Your objective:
Can you write out the whole listing exactly?

**** Entries

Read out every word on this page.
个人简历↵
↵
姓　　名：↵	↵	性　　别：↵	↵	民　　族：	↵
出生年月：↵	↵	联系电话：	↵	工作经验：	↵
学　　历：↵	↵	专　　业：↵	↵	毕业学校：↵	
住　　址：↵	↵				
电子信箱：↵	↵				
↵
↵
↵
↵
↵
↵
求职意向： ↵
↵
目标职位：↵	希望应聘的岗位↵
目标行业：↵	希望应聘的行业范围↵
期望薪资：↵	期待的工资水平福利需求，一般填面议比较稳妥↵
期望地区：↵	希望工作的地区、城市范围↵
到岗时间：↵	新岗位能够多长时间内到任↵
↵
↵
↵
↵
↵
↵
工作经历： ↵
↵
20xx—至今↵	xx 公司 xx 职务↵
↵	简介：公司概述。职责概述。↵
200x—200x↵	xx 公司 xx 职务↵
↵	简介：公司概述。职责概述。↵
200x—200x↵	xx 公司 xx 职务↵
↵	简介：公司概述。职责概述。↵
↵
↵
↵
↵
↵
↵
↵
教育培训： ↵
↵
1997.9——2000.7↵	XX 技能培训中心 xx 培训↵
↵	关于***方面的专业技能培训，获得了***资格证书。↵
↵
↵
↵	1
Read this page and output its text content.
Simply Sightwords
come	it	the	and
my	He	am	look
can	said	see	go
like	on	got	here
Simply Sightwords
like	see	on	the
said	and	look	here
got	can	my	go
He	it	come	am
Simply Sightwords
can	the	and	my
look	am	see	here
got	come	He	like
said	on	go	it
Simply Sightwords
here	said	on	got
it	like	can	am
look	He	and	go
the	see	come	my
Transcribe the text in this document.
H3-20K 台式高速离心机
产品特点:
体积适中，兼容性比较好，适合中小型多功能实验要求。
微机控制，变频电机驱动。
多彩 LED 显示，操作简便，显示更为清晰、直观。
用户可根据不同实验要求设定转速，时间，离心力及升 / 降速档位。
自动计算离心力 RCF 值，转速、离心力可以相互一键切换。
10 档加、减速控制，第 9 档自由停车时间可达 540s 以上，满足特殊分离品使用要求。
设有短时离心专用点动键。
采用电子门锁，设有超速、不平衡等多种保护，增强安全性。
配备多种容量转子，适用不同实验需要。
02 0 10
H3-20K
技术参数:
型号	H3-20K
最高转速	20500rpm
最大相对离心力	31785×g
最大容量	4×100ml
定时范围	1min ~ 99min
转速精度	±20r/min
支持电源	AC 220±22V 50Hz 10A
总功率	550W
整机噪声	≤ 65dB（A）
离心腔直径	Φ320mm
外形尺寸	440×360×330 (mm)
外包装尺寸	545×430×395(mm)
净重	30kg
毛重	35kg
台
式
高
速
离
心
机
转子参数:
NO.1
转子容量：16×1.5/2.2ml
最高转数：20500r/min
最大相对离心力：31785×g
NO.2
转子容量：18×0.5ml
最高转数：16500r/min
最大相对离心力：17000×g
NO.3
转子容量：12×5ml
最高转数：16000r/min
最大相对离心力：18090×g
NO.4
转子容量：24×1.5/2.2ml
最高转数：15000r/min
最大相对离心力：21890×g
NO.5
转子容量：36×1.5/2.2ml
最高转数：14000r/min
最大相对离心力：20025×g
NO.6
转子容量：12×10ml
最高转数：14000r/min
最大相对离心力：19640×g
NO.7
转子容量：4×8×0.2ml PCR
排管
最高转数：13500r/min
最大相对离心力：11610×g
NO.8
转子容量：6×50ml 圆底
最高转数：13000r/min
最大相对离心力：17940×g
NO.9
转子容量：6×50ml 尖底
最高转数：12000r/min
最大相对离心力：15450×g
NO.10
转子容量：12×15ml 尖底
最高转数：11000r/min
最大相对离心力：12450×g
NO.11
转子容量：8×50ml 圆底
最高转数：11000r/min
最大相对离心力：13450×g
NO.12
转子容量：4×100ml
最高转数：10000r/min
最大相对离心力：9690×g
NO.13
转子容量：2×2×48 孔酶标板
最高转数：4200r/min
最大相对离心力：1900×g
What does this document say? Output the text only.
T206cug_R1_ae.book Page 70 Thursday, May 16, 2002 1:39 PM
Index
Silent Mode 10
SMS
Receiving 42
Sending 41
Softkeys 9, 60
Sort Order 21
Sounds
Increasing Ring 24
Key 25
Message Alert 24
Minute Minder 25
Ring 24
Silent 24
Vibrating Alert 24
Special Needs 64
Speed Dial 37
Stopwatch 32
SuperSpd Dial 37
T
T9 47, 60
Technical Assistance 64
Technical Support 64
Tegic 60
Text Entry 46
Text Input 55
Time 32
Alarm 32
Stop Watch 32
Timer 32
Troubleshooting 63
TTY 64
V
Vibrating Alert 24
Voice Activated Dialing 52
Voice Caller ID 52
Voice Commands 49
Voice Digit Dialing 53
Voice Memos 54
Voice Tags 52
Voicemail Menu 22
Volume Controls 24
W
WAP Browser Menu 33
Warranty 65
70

********

Solution for this problem:
Read out every word on this page.
个人简历↵
↵
姓　　名：↵	↵	性　　别：↵	↵	民　　族：	↵
出生年月：↵	↵	联系电话：	↵	工作经验：	↵
学　　历：↵	↵	专　　业：↵	↵	毕业学校：↵	
住　　址：↵	↵				
电子信箱：↵	↵				
↵
↵
↵
↵
↵
↵
求职意向： ↵
↵
目标职位：↵	希望应聘的岗位↵
目标行业：↵	希望应聘的行业范围↵
期望薪资：↵	期待的工资水平福利需求，一般填面议比较稳妥↵
期望地区：↵	希望工作的地区、城市范围↵
到岗时间：↵	新岗位能够多长时间内到任↵
↵
↵
↵
↵
↵
↵
工作经历： ↵
↵
20xx—至今↵	xx 公司 xx 职务↵
↵	简介：公司概述。职责概述。↵
200x—200x↵	xx 公司 xx 职务↵
↵	简介：公司概述。职责概述。↵
200x—200x↵	xx 公司 xx 职务↵
↵	简介：公司概述。职责概述。↵
↵
↵
↵
↵
↵
↵
↵
教育培训： ↵
↵
1997.9——2000.7↵	XX 技能培训中心 xx 培训↵
↵	关于***方面的专业技能培训，获得了***资格证书。↵
↵
↵
↵	1
Read this page and output its text content.
Simply Sightwords
come	it	the	and
my	He	am	look
can	said	see	go
like	on	got	here
Simply Sightwords
like	see	on	the
said	and	look	here
got	can	my	go
He	it	come	am
Simply Sightwords
can	the	and	my
look	am	see	here
got	come	He	like
said	on	go	it
Simply Sightwords
here	said	on	got
it	like	can	am
look	He	and	go
the	see	come	my
Transcribe the text in this document.
H3-20K 台式高速离心机
产品特点:
体积适中，兼容性比较好，适合中小型多功能实验要求。
微机控制，变频电机驱动。
多彩 LED 显示，操作简便，显示更为清晰、直观。
用户可根据不同实验要求设定转速，时间，离心力及升 / 降速档位。
自动计算离心力 RCF 值，转速、离心力可以相互一键切换。
10 档加、减速控制，第 9 档自由停车时间可达 540s 以上，满足特殊分离品使用要求。
设有短时离心专用点动键。
采用电子门锁，设有超速、不平衡等多种保护，增强安全性。
配备多种容量转子，适用不同实验需要。
02 0 10
H3-20K
技术参数:
型号	H3-20K
最高转速	20500rpm
最大相对离心力	31785×g
最大容量	4×100ml
定时范围	1min ~ 99min
转速精度	±20r/min
支持电源	AC 220±22V 50Hz 10A
总功率	550W
整机噪声	≤ 65dB（A）
离心腔直径	Φ320mm
外形尺寸	440×360×330 (mm)
外包装尺寸	545×430×395(mm)
净重	30kg
毛重	35kg
台
式
高
速
离
心
机
转子参数:
NO.1
转子容量：16×1.5/2.2ml
最高转数：20500r/min
最大相对离心力：31785×g
NO.2
转子容量：18×0.5ml
最高转数：16500r/min
最大相对离心力：17000×g
NO.3
转子容量：12×5ml
最高转数：16000r/min
最大相对离心力：18090×g
NO.4
转子容量：24×1.5/2.2ml
最高转数：15000r/min
最大相对离心力：21890×g
NO.5
转子容量：36×1.5/2.2ml
最高转数：14000r/min
最大相对离心力：20025×g
NO.6
转子容量：12×10ml
最高转数：14000r/min
最大相对离心力：19640×g
NO.7
转子容量：4×8×0.2ml PCR
排管
最高转数：13500r/min
最大相对离心力：11610×g
NO.8
转子容量：6×50ml 圆底
最高转数：13000r/min
最大相对离心力：17940×g
NO.9
转子容量：6×50ml 尖底
最高转数：12000r/min
最大相对离心力：15450×g
NO.10
转子容量：12×15ml 尖底
最高转数：11000r/min
最大相对离心力：12450×g
NO.11
转子容量：8×50ml 圆底
最高转数：11000r/min
最大相对离心力：13450×g
NO.12
转子容量：4×100ml
最高转数：10000r/min
最大相对离心力：9690×g
NO.13
转子容量：2×2×48 孔酶标板
最高转数：4200r/min
最大相对离心力：1900×g
What does this document say? Output the text only.
T206cug_R1_ae.book Page 70 Thursday, May 16, 2002 1:39 PM
Index
Silent Mode 10
SMS
Receiving 42
Sending 41
Softkeys 9, 60
Sort Order 21
Sounds
Increasing Ring 24
Key 25
Message Alert 24
Minute Minder 25
Ring 24
Silent 24
Vibrating Alert 24
Special Needs 64
Speed Dial 37
Stopwatch 32
SuperSpd Dial 37
T
T9 47, 60
Technical Assistance 64
Technical Support 64
Tegic 60
Text Entry 46
Text Input 55
Time 32
Alarm 32
Stop Watch 32
Timer 32
Troubleshooting 63
TTY 64
V
Vibrating Alert 24
Voice Activated Dialing 52
Voice Caller ID 52
Voice Commands 49
Voice Digit Dialing 53
Voice Memos 54
Voice Tags 52
Voicemail Menu 22
Volume Controls 24
W
WAP Browser Menu 33
Warranty 65
70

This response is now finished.